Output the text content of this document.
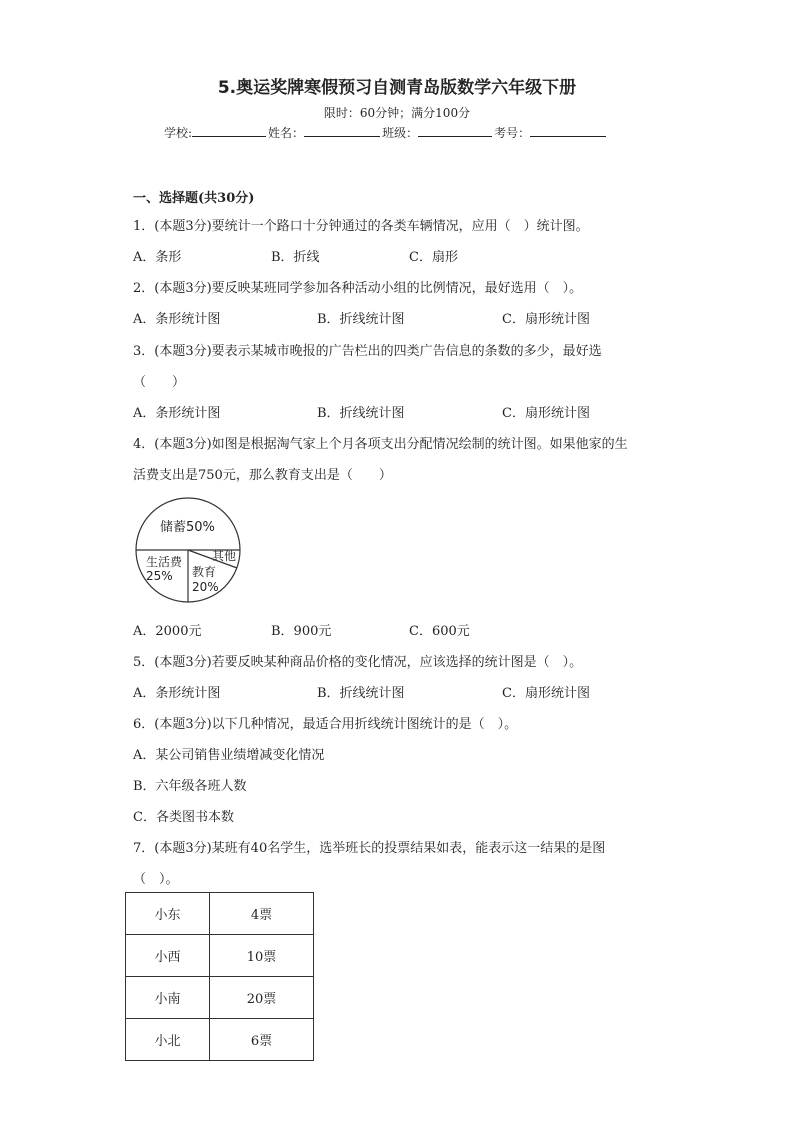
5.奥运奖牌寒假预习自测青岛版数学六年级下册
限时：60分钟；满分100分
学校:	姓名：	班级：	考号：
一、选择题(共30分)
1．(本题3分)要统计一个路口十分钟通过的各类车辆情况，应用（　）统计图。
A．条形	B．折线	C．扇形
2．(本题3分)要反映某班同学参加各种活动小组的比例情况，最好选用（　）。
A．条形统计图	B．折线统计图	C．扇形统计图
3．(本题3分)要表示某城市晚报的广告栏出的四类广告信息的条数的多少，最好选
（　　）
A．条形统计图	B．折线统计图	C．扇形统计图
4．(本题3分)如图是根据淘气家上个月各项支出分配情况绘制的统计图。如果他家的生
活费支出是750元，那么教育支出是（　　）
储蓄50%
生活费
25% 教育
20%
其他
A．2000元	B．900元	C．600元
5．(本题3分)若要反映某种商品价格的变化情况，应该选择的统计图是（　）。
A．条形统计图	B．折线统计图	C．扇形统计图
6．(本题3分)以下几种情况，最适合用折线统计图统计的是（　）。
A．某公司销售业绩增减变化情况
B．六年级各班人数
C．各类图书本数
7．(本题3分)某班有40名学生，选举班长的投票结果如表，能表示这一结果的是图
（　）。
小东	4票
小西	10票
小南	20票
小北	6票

### What needs to be done
Give back every line exactly as it stands, pictures excluded.

### Complete output
Output the text content of this document.
5.奥运奖牌寒假预习自测青岛版数学六年级下册
限时：60分钟；满分100分
学校:	姓名：	班级：	考号：
一、选择题(共30分)
1．(本题3分)要统计一个路口十分钟通过的各类车辆情况，应用（　）统计图。
A．条形	B．折线	C．扇形
2．(本题3分)要反映某班同学参加各种活动小组的比例情况，最好选用（　）。
A．条形统计图	B．折线统计图	C．扇形统计图
3．(本题3分)要表示某城市晚报的广告栏出的四类广告信息的条数的多少，最好选
（　　）
A．条形统计图	B．折线统计图	C．扇形统计图
4．(本题3分)如图是根据淘气家上个月各项支出分配情况绘制的统计图。如果他家的生
活费支出是750元，那么教育支出是（　　）
储蓄50%
生活费
25% 教育
20%
其他
A．2000元	B．900元	C．600元
5．(本题3分)若要反映某种商品价格的变化情况，应该选择的统计图是（　）。
A．条形统计图	B．折线统计图	C．扇形统计图
6．(本题3分)以下几种情况，最适合用折线统计图统计的是（　）。
A．某公司销售业绩增减变化情况
B．六年级各班人数
C．各类图书本数
7．(本题3分)某班有40名学生，选举班长的投票结果如表，能表示这一结果的是图
（　）。
小东	4票
小西	10票
小南	20票
小北	6票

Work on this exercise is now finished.